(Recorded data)

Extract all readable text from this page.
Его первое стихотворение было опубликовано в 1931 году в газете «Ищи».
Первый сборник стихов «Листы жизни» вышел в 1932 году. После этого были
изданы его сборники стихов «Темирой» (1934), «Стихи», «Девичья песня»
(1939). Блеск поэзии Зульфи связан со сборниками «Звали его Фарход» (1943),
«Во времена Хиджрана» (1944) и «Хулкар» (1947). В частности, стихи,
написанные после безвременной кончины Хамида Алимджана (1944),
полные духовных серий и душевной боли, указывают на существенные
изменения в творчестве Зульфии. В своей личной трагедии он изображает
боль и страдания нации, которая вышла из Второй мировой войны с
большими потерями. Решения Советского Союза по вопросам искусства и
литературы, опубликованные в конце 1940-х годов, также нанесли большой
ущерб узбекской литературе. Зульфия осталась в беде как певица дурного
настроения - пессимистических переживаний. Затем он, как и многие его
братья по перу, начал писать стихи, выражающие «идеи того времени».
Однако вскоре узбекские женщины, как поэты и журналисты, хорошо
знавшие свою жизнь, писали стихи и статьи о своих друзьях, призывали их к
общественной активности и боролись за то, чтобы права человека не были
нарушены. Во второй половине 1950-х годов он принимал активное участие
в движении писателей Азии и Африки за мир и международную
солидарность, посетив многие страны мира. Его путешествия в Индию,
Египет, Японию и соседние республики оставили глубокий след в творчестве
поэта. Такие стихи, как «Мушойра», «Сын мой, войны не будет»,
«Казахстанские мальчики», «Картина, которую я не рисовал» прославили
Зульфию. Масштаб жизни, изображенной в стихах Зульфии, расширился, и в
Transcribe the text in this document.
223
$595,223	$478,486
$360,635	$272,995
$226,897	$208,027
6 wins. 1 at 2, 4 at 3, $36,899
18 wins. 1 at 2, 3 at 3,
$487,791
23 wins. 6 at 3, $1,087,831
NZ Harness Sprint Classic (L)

§ To do
Scan the records above and report how many lines include the word "творчестве", without any other text.

§ Answer to the problem
2